**SHORT PROBLEM**
Return all lines in the material below that contain "from".

**RECORDS TO PROCESS**
:::::
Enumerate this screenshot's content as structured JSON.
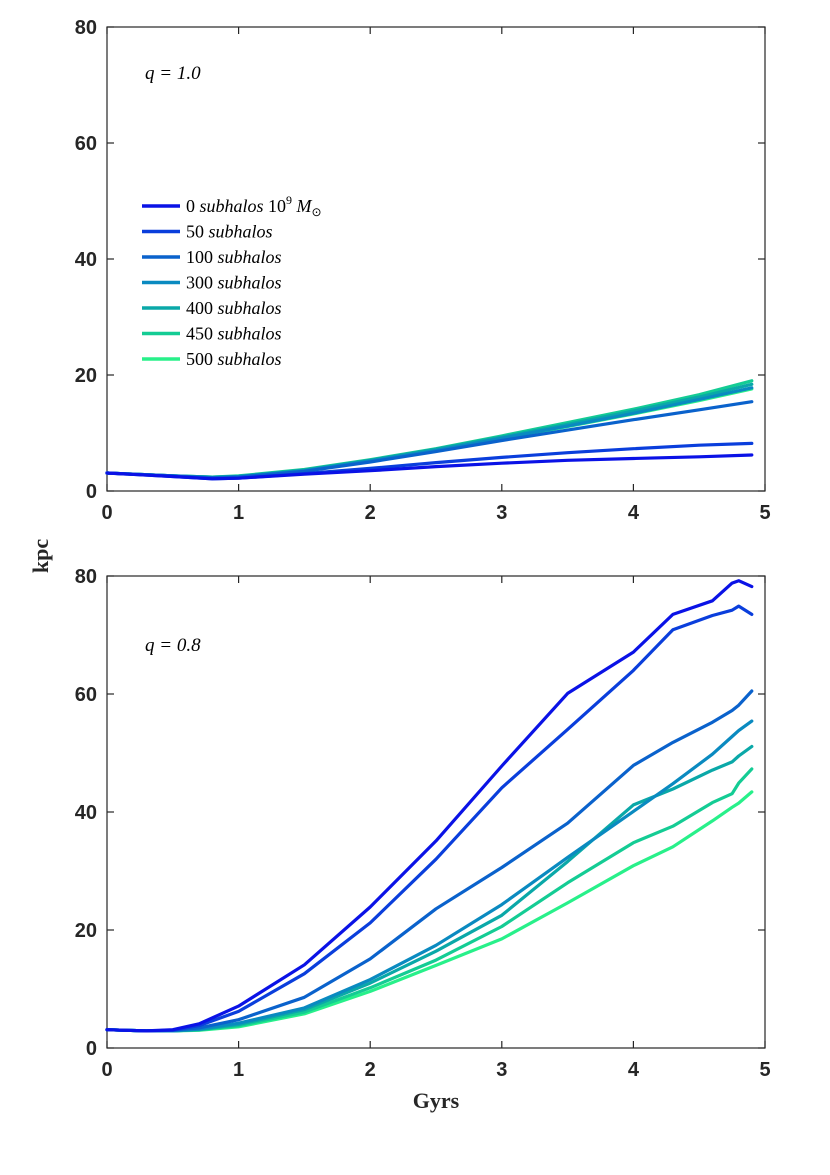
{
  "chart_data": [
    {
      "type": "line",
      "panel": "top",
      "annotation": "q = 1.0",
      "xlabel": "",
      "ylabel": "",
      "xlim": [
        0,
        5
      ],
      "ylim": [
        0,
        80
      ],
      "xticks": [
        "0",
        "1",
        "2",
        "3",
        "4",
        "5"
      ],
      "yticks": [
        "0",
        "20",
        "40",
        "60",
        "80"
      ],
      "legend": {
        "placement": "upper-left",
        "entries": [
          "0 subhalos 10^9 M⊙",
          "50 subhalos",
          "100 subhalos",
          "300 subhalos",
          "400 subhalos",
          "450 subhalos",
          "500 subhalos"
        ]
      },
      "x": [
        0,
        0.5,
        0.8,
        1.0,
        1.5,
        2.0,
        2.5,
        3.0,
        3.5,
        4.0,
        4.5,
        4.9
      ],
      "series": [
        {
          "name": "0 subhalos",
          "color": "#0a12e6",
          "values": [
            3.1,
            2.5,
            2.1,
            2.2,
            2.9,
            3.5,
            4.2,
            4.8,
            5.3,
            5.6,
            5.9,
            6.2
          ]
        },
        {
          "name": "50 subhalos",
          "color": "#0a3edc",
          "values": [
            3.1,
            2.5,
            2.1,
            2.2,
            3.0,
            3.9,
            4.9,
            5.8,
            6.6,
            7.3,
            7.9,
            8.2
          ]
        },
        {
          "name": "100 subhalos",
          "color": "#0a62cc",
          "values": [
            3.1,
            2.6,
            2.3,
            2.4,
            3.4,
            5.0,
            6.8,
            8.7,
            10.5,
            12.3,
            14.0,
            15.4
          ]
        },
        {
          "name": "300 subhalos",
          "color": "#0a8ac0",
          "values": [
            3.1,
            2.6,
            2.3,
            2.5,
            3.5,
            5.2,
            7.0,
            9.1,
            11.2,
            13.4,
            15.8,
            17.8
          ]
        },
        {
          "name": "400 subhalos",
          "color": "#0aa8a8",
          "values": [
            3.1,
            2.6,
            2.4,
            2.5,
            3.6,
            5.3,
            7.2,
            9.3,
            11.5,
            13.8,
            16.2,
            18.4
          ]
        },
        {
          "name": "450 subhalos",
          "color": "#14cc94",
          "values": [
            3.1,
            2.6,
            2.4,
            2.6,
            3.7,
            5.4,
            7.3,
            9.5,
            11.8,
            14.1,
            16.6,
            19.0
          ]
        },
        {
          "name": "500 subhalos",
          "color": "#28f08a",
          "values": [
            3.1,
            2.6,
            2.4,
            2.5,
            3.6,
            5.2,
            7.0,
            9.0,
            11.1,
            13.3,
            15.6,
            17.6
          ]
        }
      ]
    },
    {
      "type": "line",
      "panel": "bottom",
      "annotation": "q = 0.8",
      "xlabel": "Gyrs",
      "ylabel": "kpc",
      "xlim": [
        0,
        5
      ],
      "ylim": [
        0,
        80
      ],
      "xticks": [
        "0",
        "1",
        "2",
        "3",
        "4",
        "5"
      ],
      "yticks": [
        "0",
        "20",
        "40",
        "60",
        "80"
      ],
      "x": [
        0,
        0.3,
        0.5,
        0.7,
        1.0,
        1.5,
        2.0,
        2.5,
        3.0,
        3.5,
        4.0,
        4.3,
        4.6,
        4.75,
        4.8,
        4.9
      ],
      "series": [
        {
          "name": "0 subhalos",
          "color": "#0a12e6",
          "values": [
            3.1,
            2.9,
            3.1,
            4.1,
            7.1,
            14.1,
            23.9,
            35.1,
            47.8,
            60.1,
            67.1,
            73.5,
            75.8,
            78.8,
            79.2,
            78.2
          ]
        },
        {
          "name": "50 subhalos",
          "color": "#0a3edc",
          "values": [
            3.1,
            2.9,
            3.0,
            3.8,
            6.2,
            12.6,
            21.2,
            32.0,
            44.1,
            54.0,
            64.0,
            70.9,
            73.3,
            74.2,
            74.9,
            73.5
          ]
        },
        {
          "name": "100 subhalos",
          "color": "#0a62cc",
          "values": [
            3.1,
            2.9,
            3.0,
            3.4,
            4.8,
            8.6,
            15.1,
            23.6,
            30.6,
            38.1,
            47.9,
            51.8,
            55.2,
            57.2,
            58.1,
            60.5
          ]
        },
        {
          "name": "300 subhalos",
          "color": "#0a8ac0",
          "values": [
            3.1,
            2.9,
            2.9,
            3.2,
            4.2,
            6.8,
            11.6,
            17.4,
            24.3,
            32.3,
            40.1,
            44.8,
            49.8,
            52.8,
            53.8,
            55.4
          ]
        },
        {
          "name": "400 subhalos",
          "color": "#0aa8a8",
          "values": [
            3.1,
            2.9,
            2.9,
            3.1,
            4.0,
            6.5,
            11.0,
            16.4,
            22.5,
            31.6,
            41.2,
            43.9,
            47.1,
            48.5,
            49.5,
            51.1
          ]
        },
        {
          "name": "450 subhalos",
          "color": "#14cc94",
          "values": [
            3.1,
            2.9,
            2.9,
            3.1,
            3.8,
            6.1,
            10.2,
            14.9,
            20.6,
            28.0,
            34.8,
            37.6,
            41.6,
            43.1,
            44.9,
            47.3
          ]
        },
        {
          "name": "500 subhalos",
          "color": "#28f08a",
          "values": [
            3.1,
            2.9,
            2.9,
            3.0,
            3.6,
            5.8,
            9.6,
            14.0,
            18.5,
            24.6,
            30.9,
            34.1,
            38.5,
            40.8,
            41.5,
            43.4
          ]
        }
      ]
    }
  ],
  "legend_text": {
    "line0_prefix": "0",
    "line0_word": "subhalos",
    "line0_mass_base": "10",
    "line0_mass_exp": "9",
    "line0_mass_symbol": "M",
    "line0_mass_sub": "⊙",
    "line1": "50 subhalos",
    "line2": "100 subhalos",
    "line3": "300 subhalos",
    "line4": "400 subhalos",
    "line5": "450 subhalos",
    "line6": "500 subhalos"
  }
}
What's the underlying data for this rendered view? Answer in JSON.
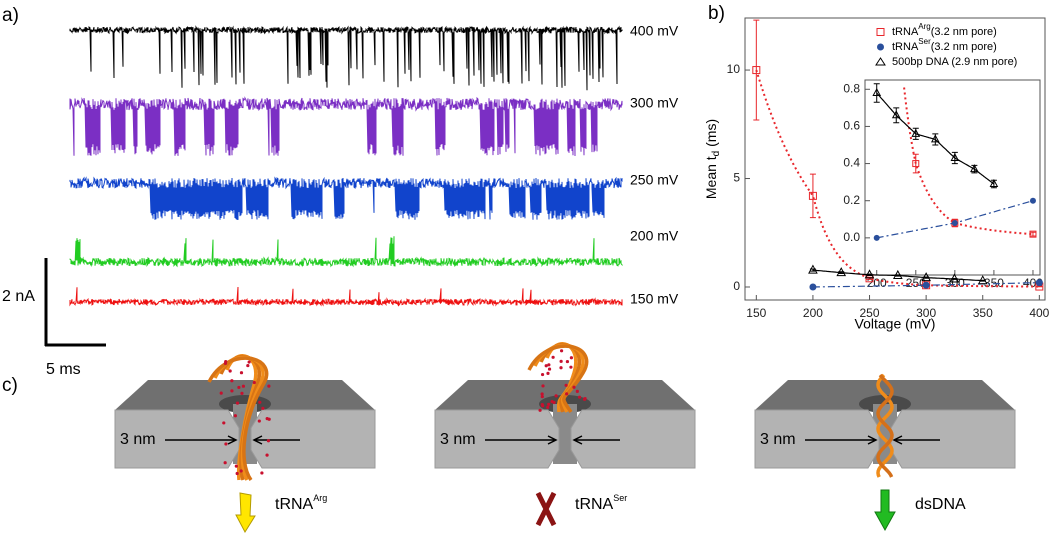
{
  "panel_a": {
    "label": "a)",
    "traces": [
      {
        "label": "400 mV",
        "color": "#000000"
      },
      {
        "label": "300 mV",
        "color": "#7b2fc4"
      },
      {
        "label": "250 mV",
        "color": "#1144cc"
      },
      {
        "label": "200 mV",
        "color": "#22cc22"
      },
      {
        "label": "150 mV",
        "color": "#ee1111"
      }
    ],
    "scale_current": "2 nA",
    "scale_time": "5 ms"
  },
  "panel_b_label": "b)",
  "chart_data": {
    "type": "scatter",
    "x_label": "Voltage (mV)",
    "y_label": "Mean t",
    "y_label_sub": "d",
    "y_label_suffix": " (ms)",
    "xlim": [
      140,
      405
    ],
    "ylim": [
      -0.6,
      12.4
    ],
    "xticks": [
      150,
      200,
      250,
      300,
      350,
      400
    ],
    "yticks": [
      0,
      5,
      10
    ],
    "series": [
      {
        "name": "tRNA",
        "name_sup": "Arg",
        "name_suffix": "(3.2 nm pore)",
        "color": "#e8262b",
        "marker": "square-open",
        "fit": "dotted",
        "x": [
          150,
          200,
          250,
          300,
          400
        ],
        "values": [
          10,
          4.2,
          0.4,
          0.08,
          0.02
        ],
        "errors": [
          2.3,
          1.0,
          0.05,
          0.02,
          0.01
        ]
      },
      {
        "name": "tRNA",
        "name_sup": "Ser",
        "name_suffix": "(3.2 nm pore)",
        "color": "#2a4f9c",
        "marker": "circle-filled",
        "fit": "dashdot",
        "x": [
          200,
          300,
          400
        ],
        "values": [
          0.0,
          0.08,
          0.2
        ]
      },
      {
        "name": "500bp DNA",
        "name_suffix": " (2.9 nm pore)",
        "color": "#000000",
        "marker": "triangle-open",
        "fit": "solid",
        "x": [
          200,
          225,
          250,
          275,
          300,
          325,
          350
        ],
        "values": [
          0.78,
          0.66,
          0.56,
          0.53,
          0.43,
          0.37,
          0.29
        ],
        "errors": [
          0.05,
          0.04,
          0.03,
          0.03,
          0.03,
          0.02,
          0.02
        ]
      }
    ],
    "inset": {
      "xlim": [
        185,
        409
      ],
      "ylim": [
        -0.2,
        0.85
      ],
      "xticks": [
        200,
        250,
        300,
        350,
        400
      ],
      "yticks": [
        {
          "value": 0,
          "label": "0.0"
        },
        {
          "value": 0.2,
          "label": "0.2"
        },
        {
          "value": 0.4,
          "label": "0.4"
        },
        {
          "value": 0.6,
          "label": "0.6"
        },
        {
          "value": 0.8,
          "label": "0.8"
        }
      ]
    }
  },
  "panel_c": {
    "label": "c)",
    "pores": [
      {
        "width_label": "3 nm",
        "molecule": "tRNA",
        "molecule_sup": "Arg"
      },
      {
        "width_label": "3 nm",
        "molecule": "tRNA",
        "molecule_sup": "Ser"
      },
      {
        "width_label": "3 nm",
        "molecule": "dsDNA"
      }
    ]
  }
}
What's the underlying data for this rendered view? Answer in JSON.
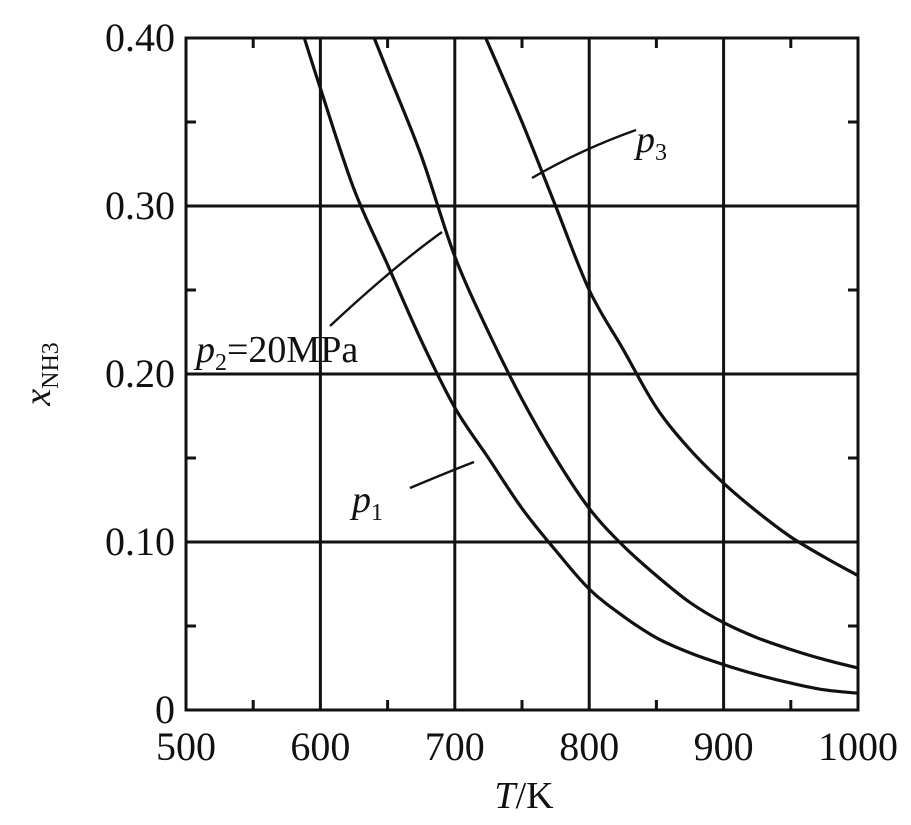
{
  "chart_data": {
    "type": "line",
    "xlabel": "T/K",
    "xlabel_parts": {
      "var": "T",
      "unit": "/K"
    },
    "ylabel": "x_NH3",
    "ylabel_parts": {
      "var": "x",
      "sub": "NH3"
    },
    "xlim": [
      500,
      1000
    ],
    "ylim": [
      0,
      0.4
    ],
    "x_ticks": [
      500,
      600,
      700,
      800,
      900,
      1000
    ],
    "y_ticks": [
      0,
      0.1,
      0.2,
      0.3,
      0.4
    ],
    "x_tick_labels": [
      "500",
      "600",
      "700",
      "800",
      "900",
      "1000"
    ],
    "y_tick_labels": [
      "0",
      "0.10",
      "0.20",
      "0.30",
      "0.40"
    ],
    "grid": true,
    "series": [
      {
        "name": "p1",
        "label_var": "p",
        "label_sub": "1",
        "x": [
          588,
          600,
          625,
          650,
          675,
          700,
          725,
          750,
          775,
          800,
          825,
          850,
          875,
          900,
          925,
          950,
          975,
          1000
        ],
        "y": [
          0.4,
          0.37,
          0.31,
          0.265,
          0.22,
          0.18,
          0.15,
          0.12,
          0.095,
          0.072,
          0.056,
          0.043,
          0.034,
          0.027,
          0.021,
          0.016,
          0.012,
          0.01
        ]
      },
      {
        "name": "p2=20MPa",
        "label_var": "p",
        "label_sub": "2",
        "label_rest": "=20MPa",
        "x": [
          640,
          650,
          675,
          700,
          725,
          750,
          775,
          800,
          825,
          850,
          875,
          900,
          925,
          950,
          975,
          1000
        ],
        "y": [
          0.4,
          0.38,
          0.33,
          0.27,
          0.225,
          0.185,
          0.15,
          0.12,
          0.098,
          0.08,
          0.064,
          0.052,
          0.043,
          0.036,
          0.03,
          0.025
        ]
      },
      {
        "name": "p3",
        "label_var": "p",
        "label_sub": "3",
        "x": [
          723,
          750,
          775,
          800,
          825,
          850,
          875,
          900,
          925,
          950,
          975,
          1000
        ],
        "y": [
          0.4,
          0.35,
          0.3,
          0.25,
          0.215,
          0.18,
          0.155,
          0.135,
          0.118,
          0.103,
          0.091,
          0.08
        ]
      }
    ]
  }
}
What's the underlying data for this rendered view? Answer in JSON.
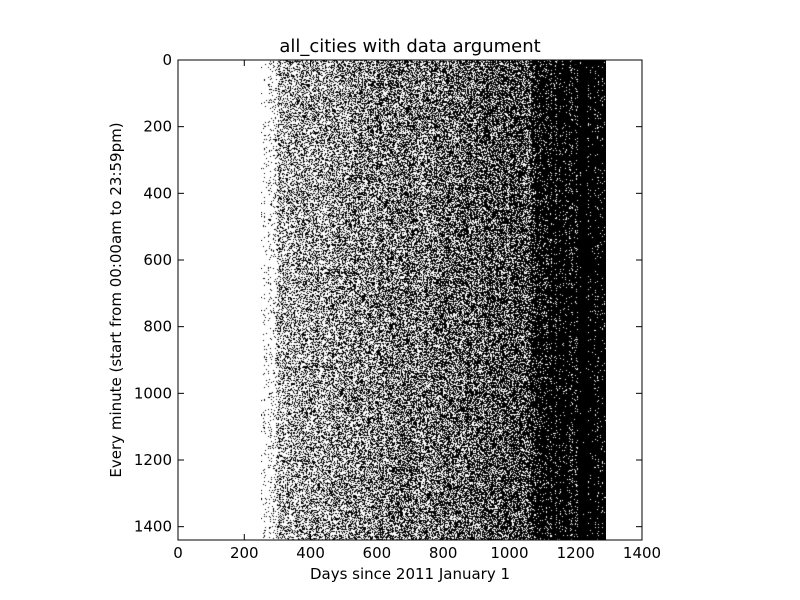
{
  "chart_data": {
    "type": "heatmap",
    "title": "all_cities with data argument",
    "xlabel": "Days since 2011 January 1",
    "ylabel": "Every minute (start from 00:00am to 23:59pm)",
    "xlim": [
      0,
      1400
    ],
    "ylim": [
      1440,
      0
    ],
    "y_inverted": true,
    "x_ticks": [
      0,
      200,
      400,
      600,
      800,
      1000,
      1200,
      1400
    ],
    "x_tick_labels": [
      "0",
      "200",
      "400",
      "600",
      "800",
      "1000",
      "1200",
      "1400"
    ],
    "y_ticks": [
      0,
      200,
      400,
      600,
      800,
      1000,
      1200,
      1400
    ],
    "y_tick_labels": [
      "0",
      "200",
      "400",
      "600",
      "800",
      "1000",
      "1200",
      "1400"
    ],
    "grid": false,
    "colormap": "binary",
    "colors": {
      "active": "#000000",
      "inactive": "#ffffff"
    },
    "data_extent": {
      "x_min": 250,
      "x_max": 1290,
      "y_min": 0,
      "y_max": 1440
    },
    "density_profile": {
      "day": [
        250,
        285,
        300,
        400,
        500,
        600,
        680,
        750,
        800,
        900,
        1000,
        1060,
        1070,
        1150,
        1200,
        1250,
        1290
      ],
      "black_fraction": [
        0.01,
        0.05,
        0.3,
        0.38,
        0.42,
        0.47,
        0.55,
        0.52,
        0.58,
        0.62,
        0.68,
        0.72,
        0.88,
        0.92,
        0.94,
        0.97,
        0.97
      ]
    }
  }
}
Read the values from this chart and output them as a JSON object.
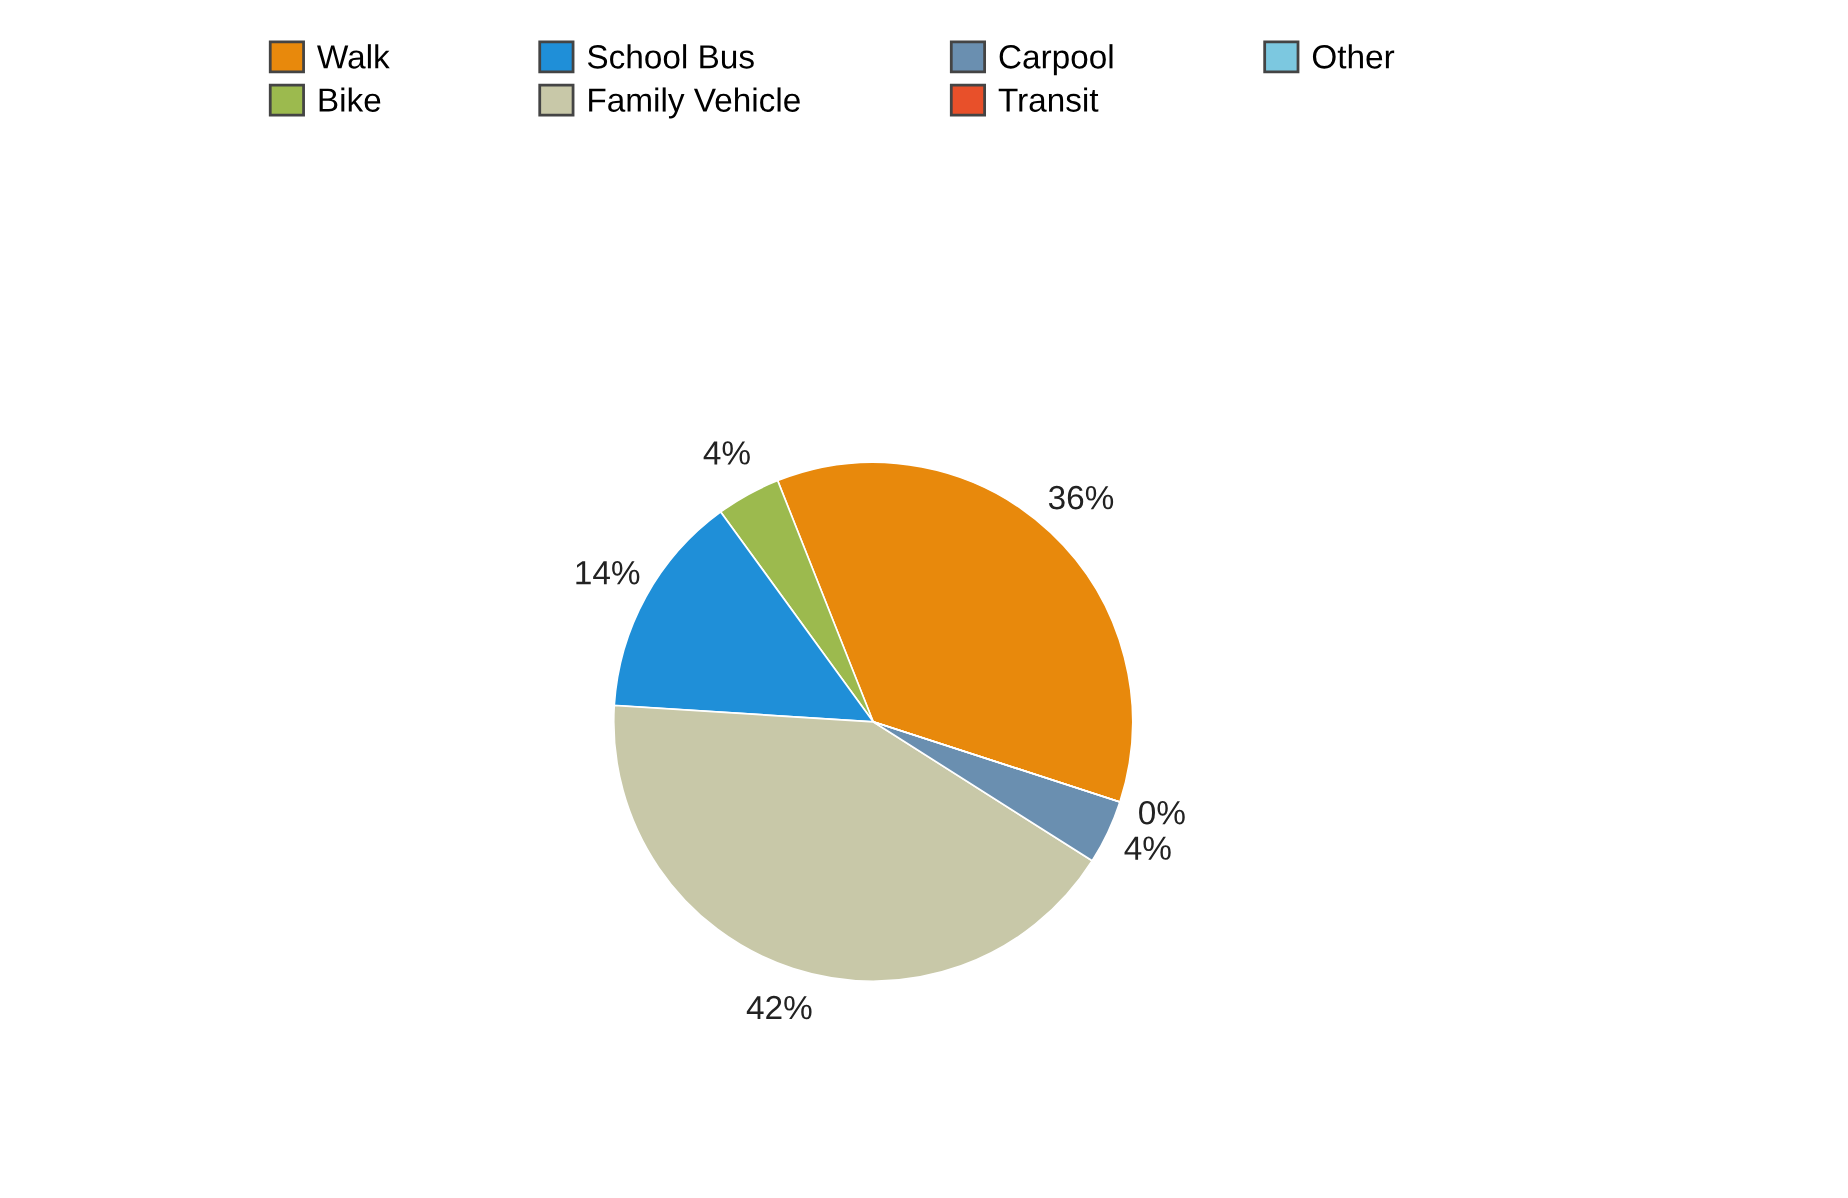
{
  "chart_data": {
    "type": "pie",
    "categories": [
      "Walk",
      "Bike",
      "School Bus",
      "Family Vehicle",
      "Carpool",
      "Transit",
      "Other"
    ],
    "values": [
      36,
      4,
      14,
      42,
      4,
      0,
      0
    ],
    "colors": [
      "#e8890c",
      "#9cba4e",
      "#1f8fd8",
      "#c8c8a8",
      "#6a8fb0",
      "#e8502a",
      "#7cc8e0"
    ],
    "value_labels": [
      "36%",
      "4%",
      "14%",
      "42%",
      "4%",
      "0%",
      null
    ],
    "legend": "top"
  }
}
:::::
**OUTPUT OF THE EXERCISE**
    "ylabel": "Every minute (start from 00:00am to 23:59pm)",
Read the values from this chart and output them as a JSON object.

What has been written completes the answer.